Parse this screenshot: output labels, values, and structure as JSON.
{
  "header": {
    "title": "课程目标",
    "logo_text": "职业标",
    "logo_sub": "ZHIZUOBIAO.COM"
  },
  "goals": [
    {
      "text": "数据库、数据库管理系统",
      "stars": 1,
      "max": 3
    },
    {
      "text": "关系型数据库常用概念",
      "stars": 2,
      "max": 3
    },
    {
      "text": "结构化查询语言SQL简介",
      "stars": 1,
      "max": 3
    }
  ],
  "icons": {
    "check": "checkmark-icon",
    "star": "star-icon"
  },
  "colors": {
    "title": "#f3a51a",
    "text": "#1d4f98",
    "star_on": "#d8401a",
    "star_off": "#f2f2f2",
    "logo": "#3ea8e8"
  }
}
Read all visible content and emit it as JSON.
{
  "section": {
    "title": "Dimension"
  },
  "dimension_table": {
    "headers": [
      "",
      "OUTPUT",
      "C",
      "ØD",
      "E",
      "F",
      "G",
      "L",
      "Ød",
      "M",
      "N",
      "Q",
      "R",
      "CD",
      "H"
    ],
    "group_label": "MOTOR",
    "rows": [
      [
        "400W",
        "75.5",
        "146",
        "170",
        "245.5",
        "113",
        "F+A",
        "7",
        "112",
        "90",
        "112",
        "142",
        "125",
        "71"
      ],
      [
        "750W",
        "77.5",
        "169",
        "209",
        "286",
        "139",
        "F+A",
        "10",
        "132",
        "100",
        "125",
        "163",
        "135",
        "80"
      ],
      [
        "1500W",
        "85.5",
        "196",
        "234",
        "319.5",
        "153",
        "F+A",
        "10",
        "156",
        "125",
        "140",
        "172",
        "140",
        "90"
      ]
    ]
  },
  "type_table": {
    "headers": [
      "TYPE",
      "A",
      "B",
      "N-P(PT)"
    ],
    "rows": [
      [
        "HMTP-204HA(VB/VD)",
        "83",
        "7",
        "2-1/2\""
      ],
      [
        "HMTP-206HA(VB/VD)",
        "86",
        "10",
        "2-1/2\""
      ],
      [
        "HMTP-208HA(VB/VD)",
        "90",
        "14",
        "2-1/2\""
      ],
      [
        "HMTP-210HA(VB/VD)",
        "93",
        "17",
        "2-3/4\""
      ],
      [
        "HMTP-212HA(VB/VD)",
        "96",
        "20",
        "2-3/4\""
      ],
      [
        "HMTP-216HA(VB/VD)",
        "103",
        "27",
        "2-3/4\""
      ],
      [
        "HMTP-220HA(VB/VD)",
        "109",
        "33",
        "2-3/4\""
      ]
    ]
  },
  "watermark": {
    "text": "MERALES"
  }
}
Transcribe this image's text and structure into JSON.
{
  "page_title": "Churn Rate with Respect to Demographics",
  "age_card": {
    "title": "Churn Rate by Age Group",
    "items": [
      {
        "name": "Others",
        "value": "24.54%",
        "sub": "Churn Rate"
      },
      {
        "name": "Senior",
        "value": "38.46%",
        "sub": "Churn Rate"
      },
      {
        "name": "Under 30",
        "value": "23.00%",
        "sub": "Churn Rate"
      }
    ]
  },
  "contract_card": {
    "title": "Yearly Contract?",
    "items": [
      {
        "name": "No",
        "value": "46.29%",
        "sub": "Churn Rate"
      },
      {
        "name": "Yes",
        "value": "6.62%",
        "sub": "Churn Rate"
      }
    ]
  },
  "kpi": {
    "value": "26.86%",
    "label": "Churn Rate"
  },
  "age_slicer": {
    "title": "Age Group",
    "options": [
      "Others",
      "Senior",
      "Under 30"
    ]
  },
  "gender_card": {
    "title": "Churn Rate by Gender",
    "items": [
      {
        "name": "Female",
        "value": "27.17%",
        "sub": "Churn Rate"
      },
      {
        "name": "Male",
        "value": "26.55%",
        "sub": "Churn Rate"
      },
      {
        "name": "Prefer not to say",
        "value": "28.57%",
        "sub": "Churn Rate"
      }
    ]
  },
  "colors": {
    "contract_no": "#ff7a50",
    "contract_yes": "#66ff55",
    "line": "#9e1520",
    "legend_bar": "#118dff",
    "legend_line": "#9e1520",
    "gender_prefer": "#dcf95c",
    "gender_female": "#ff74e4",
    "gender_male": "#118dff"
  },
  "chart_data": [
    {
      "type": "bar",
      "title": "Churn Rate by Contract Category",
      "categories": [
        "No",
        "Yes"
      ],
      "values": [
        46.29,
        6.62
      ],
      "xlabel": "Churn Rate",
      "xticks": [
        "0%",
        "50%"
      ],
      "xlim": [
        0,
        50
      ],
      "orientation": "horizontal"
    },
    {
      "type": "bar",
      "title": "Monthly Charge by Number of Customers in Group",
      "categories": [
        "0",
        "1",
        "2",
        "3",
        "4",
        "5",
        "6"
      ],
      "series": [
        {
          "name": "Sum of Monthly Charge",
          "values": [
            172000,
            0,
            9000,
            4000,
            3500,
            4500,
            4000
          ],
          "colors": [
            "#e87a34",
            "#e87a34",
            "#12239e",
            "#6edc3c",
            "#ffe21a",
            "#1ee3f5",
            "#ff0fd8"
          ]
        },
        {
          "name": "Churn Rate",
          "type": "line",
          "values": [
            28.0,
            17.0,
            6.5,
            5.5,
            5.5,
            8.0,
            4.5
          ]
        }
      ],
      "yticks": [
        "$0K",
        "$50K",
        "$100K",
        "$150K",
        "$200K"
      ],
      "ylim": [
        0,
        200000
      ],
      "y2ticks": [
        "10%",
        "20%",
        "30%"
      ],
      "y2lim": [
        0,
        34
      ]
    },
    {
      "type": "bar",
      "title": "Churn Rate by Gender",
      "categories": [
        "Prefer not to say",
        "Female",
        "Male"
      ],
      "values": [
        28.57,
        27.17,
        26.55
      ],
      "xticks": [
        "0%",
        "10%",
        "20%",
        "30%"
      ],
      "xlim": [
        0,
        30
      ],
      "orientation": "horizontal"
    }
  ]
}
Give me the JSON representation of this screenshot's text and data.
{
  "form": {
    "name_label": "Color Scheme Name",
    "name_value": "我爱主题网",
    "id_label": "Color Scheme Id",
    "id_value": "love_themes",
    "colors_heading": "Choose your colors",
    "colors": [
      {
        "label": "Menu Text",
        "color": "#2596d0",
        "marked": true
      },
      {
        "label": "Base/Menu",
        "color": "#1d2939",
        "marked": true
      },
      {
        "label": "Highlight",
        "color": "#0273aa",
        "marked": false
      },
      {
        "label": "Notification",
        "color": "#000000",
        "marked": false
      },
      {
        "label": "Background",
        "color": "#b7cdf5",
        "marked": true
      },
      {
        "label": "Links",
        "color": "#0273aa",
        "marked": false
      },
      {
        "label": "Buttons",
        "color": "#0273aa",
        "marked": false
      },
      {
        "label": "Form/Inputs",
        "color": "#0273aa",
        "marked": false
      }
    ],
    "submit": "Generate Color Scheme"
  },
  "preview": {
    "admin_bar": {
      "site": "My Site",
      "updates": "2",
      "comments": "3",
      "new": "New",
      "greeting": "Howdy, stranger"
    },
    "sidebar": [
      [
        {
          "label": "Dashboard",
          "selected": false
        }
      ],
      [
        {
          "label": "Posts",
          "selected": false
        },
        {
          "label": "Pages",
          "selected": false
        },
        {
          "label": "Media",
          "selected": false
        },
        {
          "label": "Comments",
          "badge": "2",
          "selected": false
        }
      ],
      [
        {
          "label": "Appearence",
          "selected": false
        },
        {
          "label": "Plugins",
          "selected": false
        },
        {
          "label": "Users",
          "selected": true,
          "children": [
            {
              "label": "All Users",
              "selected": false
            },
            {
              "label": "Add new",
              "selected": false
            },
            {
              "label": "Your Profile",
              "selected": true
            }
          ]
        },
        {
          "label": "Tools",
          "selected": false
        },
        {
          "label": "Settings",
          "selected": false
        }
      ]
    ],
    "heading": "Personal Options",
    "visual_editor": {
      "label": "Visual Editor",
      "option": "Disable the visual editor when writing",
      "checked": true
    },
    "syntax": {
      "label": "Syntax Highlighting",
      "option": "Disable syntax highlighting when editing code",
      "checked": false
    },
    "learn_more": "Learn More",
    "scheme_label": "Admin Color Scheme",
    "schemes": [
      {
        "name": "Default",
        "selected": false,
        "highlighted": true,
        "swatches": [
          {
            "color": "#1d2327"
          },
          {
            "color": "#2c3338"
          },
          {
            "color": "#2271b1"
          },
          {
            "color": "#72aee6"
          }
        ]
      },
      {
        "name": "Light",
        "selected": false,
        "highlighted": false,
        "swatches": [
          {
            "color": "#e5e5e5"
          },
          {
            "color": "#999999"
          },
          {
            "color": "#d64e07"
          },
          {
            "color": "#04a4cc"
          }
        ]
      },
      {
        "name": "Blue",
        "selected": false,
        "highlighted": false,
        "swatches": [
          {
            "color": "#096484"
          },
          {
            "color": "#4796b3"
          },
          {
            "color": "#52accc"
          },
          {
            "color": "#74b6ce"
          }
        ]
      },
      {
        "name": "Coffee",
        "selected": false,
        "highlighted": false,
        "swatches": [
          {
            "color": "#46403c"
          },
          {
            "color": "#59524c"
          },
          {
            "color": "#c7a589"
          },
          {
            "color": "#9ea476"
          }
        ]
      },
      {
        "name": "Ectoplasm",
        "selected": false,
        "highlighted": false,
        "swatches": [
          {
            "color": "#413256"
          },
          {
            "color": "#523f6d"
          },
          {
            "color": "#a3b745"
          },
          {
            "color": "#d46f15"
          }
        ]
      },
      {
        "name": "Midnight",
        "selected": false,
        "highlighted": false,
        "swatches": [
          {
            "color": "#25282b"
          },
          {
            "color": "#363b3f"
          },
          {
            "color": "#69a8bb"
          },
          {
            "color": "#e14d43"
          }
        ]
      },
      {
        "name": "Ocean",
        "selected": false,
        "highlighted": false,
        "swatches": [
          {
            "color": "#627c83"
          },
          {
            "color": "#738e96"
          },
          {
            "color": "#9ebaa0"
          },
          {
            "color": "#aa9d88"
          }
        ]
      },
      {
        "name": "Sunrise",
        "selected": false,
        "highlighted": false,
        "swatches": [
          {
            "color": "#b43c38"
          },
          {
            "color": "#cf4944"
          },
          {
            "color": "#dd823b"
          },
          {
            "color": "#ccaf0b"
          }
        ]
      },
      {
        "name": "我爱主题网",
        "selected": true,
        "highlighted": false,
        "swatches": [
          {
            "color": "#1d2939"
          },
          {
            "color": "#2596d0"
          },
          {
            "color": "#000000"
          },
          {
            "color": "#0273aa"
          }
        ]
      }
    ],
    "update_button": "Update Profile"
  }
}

WHAT THE EXERCISE ASKS:
Find every line with the word "true" and state how many there are, with no other words.

TASK RESPONSE:
8